== What needs to be done ==
Repeat every line of the listing below exactly, minus the pictures.
[START]
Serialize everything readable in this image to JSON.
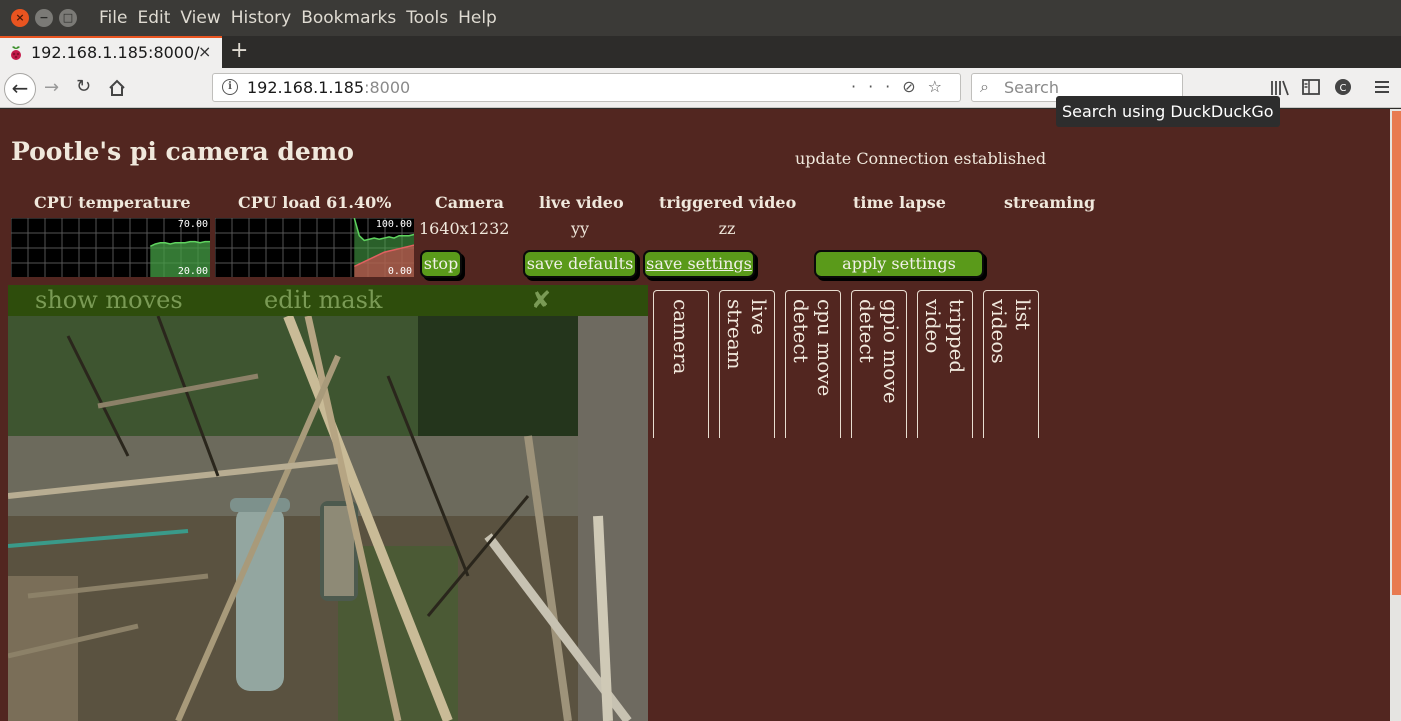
{
  "menubar": {
    "items": [
      "File",
      "Edit",
      "View",
      "History",
      "Bookmarks",
      "Tools",
      "Help"
    ]
  },
  "tab": {
    "title": "192.168.1.185:8000/",
    "close": "×",
    "new_tab": "+"
  },
  "urlbar": {
    "host": "192.168.1.185",
    "port": ":8000",
    "right_icons": "···⊘☆"
  },
  "search": {
    "placeholder": "Search",
    "tooltip": "Search using DuckDuckGo"
  },
  "page": {
    "title": "Pootle's pi camera demo",
    "status": "update Connection established",
    "headers": {
      "cpu_temp": "CPU temperature",
      "cpu_load": "CPU load 61.40%",
      "camera": "Camera",
      "live_video": "live video",
      "triggered_video": "triggered video",
      "time_lapse": "time lapse",
      "streaming": "streaming"
    },
    "values": {
      "camera_res": "1640x1232",
      "live_video": "yy",
      "triggered_video": "zz"
    },
    "gauges": {
      "temp": {
        "max": "70.00",
        "min": "20.00",
        "series": [
          0.02,
          0.02,
          0.02,
          0.02,
          0.02,
          0.02,
          0.02,
          0.02,
          0.02,
          0.02,
          0.02,
          0.02,
          0.02,
          0.02,
          0.02,
          0.02,
          0.02,
          0.02,
          0.02,
          0.02,
          0.02,
          0.02,
          0.02,
          0.02,
          0.02,
          0.02,
          0.02,
          0.02,
          0.52,
          0.56,
          0.58,
          0.58,
          0.56,
          0.58,
          0.58,
          0.58,
          0.6,
          0.6,
          0.58,
          0.6,
          0.6
        ]
      },
      "load": {
        "max": "100.00",
        "min": "0.00",
        "series": [
          0.02,
          0.02,
          0.02,
          0.02,
          0.02,
          0.02,
          0.02,
          0.02,
          0.02,
          0.02,
          0.02,
          0.02,
          0.02,
          0.02,
          0.02,
          0.02,
          0.02,
          0.02,
          0.02,
          0.02,
          0.02,
          0.02,
          0.02,
          0.02,
          0.02,
          0.02,
          0.02,
          0.02,
          1.0,
          0.7,
          0.62,
          0.64,
          0.66,
          0.64,
          0.66,
          0.68,
          0.66,
          0.7,
          0.7,
          0.7,
          0.72
        ],
        "series2": [
          0.02,
          0.02,
          0.02,
          0.02,
          0.02,
          0.02,
          0.02,
          0.02,
          0.02,
          0.02,
          0.02,
          0.02,
          0.02,
          0.02,
          0.02,
          0.02,
          0.02,
          0.02,
          0.02,
          0.02,
          0.02,
          0.02,
          0.02,
          0.02,
          0.02,
          0.02,
          0.02,
          0.02,
          0.18,
          0.22,
          0.26,
          0.3,
          0.34,
          0.38,
          0.42,
          0.44,
          0.46,
          0.48,
          0.5,
          0.52,
          0.54
        ]
      }
    },
    "buttons": {
      "stop": "stop",
      "save_defaults": "save defaults",
      "save_settings": "save settings",
      "apply_settings": "apply settings"
    },
    "toolbar": {
      "show_moves": "show moves",
      "edit_mask": "edit mask",
      "close": "✘"
    },
    "side_tabs": [
      "camera",
      "live\nstream",
      "cpu move\ndetect",
      "gpio move\ndetect",
      "tripped\nvideo",
      "list\nvideos"
    ]
  },
  "colors": {
    "page_bg": "#522620",
    "button_green": "#5a9a1a",
    "toolbar_green": "#2e4d0c",
    "accent": "#e95420"
  }
}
[END]
== Complete answer ==
Serialize everything readable in this image to JSON.
{
  "menubar": {
    "items": [
      "File",
      "Edit",
      "View",
      "History",
      "Bookmarks",
      "Tools",
      "Help"
    ]
  },
  "tab": {
    "title": "192.168.1.185:8000/",
    "close": "×",
    "new_tab": "+"
  },
  "urlbar": {
    "host": "192.168.1.185",
    "port": ":8000",
    "right_icons": "···⊘☆"
  },
  "search": {
    "placeholder": "Search",
    "tooltip": "Search using DuckDuckGo"
  },
  "page": {
    "title": "Pootle's pi camera demo",
    "status": "update Connection established",
    "headers": {
      "cpu_temp": "CPU temperature",
      "cpu_load": "CPU load 61.40%",
      "camera": "Camera",
      "live_video": "live video",
      "triggered_video": "triggered video",
      "time_lapse": "time lapse",
      "streaming": "streaming"
    },
    "values": {
      "camera_res": "1640x1232",
      "live_video": "yy",
      "triggered_video": "zz"
    },
    "gauges": {
      "temp": {
        "max": "70.00",
        "min": "20.00",
        "series": [
          0.02,
          0.02,
          0.02,
          0.02,
          0.02,
          0.02,
          0.02,
          0.02,
          0.02,
          0.02,
          0.02,
          0.02,
          0.02,
          0.02,
          0.02,
          0.02,
          0.02,
          0.02,
          0.02,
          0.02,
          0.02,
          0.02,
          0.02,
          0.02,
          0.02,
          0.02,
          0.02,
          0.02,
          0.52,
          0.56,
          0.58,
          0.58,
          0.56,
          0.58,
          0.58,
          0.58,
          0.6,
          0.6,
          0.58,
          0.6,
          0.6
        ]
      },
      "load": {
        "max": "100.00",
        "min": "0.00",
        "series": [
          0.02,
          0.02,
          0.02,
          0.02,
          0.02,
          0.02,
          0.02,
          0.02,
          0.02,
          0.02,
          0.02,
          0.02,
          0.02,
          0.02,
          0.02,
          0.02,
          0.02,
          0.02,
          0.02,
          0.02,
          0.02,
          0.02,
          0.02,
          0.02,
          0.02,
          0.02,
          0.02,
          0.02,
          1.0,
          0.7,
          0.62,
          0.64,
          0.66,
          0.64,
          0.66,
          0.68,
          0.66,
          0.7,
          0.7,
          0.7,
          0.72
        ],
        "series2": [
          0.02,
          0.02,
          0.02,
          0.02,
          0.02,
          0.02,
          0.02,
          0.02,
          0.02,
          0.02,
          0.02,
          0.02,
          0.02,
          0.02,
          0.02,
          0.02,
          0.02,
          0.02,
          0.02,
          0.02,
          0.02,
          0.02,
          0.02,
          0.02,
          0.02,
          0.02,
          0.02,
          0.02,
          0.18,
          0.22,
          0.26,
          0.3,
          0.34,
          0.38,
          0.42,
          0.44,
          0.46,
          0.48,
          0.5,
          0.52,
          0.54
        ]
      }
    },
    "buttons": {
      "stop": "stop",
      "save_defaults": "save defaults",
      "save_settings": "save settings",
      "apply_settings": "apply settings"
    },
    "toolbar": {
      "show_moves": "show moves",
      "edit_mask": "edit mask",
      "close": "✘"
    },
    "side_tabs": [
      "camera",
      "live\nstream",
      "cpu move\ndetect",
      "gpio move\ndetect",
      "tripped\nvideo",
      "list\nvideos"
    ]
  },
  "colors": {
    "page_bg": "#522620",
    "button_green": "#5a9a1a",
    "toolbar_green": "#2e4d0c",
    "accent": "#e95420"
  }
}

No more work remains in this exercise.